- _Exercise task_:
Each entry below must be repeated word for word.

★ ★ ★ ★

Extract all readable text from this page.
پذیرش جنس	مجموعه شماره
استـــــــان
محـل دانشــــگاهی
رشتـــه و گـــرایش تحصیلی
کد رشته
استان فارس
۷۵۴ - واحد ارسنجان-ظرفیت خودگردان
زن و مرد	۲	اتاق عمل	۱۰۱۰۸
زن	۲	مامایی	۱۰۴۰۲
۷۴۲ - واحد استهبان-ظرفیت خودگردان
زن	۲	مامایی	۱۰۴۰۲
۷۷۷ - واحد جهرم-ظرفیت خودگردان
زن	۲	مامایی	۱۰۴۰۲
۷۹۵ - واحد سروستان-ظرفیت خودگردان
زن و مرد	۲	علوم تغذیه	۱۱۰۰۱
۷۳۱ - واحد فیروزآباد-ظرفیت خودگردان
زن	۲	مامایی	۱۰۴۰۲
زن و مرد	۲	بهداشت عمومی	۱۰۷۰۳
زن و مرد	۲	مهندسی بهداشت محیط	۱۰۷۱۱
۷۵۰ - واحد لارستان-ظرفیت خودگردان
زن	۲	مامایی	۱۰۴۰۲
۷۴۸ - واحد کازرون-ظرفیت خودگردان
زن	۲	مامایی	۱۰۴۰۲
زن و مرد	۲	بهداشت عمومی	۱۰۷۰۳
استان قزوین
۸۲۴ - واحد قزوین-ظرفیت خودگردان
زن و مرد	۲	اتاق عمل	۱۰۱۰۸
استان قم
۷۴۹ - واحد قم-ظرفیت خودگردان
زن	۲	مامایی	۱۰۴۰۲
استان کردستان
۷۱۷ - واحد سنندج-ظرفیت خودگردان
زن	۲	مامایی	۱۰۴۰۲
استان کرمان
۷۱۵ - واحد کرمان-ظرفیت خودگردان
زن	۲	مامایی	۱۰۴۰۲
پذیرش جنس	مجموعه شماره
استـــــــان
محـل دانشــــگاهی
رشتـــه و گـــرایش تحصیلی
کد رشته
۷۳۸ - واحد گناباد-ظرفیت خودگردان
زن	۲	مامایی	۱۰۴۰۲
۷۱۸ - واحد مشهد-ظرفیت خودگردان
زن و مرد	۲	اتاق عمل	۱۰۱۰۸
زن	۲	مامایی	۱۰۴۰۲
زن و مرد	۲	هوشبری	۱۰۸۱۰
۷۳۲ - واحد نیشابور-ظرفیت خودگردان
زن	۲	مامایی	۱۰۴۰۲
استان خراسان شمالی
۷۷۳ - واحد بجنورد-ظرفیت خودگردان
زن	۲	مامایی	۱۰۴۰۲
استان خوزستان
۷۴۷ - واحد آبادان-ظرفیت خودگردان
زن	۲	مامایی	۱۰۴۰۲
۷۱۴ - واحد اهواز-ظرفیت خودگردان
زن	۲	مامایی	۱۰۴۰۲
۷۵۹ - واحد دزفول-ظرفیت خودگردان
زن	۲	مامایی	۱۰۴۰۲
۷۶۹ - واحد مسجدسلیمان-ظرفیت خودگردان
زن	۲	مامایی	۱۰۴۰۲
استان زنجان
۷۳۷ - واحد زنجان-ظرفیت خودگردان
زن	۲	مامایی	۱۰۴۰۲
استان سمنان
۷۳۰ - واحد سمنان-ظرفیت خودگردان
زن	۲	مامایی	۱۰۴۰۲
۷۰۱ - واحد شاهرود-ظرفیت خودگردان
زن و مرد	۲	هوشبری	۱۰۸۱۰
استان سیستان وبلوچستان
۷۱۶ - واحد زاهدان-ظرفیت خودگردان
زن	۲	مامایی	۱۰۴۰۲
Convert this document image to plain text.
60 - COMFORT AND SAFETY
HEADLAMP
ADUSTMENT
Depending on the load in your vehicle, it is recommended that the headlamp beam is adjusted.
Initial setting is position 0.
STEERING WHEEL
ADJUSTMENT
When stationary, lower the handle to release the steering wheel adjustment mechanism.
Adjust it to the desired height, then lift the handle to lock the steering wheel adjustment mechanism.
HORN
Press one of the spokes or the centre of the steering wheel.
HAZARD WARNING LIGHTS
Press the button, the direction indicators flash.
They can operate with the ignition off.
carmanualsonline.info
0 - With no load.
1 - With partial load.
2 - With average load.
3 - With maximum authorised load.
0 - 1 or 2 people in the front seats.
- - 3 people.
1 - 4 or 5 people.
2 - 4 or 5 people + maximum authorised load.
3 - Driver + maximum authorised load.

★ ★ ★ ★

- _Output for this exercise_:
Extract all readable text from this page.
پذیرش جنس	مجموعه شماره
استـــــــان
محـل دانشــــگاهی
رشتـــه و گـــرایش تحصیلی
کد رشته
استان فارس
۷۵۴ - واحد ارسنجان-ظرفیت خودگردان
زن و مرد	۲	اتاق عمل	۱۰۱۰۸
زن	۲	مامایی	۱۰۴۰۲
۷۴۲ - واحد استهبان-ظرفیت خودگردان
زن	۲	مامایی	۱۰۴۰۲
۷۷۷ - واحد جهرم-ظرفیت خودگردان
زن	۲	مامایی	۱۰۴۰۲
۷۹۵ - واحد سروستان-ظرفیت خودگردان
زن و مرد	۲	علوم تغذیه	۱۱۰۰۱
۷۳۱ - واحد فیروزآباد-ظرفیت خودگردان
زن	۲	مامایی	۱۰۴۰۲
زن و مرد	۲	بهداشت عمومی	۱۰۷۰۳
زن و مرد	۲	مهندسی بهداشت محیط	۱۰۷۱۱
۷۵۰ - واحد لارستان-ظرفیت خودگردان
زن	۲	مامایی	۱۰۴۰۲
۷۴۸ - واحد کازرون-ظرفیت خودگردان
زن	۲	مامایی	۱۰۴۰۲
زن و مرد	۲	بهداشت عمومی	۱۰۷۰۳
استان قزوین
۸۲۴ - واحد قزوین-ظرفیت خودگردان
زن و مرد	۲	اتاق عمل	۱۰۱۰۸
استان قم
۷۴۹ - واحد قم-ظرفیت خودگردان
زن	۲	مامایی	۱۰۴۰۲
استان کردستان
۷۱۷ - واحد سنندج-ظرفیت خودگردان
زن	۲	مامایی	۱۰۴۰۲
استان کرمان
۷۱۵ - واحد کرمان-ظرفیت خودگردان
زن	۲	مامایی	۱۰۴۰۲
پذیرش جنس	مجموعه شماره
استـــــــان
محـل دانشــــگاهی
رشتـــه و گـــرایش تحصیلی
کد رشته
۷۳۸ - واحد گناباد-ظرفیت خودگردان
زن	۲	مامایی	۱۰۴۰۲
۷۱۸ - واحد مشهد-ظرفیت خودگردان
زن و مرد	۲	اتاق عمل	۱۰۱۰۸
زن	۲	مامایی	۱۰۴۰۲
زن و مرد	۲	هوشبری	۱۰۸۱۰
۷۳۲ - واحد نیشابور-ظرفیت خودگردان
زن	۲	مامایی	۱۰۴۰۲
استان خراسان شمالی
۷۷۳ - واحد بجنورد-ظرفیت خودگردان
زن	۲	مامایی	۱۰۴۰۲
استان خوزستان
۷۴۷ - واحد آبادان-ظرفیت خودگردان
زن	۲	مامایی	۱۰۴۰۲
۷۱۴ - واحد اهواز-ظرفیت خودگردان
زن	۲	مامایی	۱۰۴۰۲
۷۵۹ - واحد دزفول-ظرفیت خودگردان
زن	۲	مامایی	۱۰۴۰۲
۷۶۹ - واحد مسجدسلیمان-ظرفیت خودگردان
زن	۲	مامایی	۱۰۴۰۲
استان زنجان
۷۳۷ - واحد زنجان-ظرفیت خودگردان
زن	۲	مامایی	۱۰۴۰۲
استان سمنان
۷۳۰ - واحد سمنان-ظرفیت خودگردان
زن	۲	مامایی	۱۰۴۰۲
۷۰۱ - واحد شاهرود-ظرفیت خودگردان
زن و مرد	۲	هوشبری	۱۰۸۱۰
استان سیستان وبلوچستان
۷۱۶ - واحد زاهدان-ظرفیت خودگردان
زن	۲	مامایی	۱۰۴۰۲
Convert this document image to plain text.
60 - COMFORT AND SAFETY
HEADLAMP
ADUSTMENT
Depending on the load in your vehicle, it is recommended that the headlamp beam is adjusted.
Initial setting is position 0.
STEERING WHEEL
ADJUSTMENT
When stationary, lower the handle to release the steering wheel adjustment mechanism.
Adjust it to the desired height, then lift the handle to lock the steering wheel adjustment mechanism.
HORN
Press one of the spokes or the centre of the steering wheel.
HAZARD WARNING LIGHTS
Press the button, the direction indicators flash.
They can operate with the ignition off.
carmanualsonline.info
0 - With no load.
1 - With partial load.
2 - With average load.
3 - With maximum authorised load.
0 - 1 or 2 people in the front seats.
- - 3 people.
1 - 4 or 5 people.
2 - 4 or 5 people + maximum authorised load.
3 - Driver + maximum authorised load.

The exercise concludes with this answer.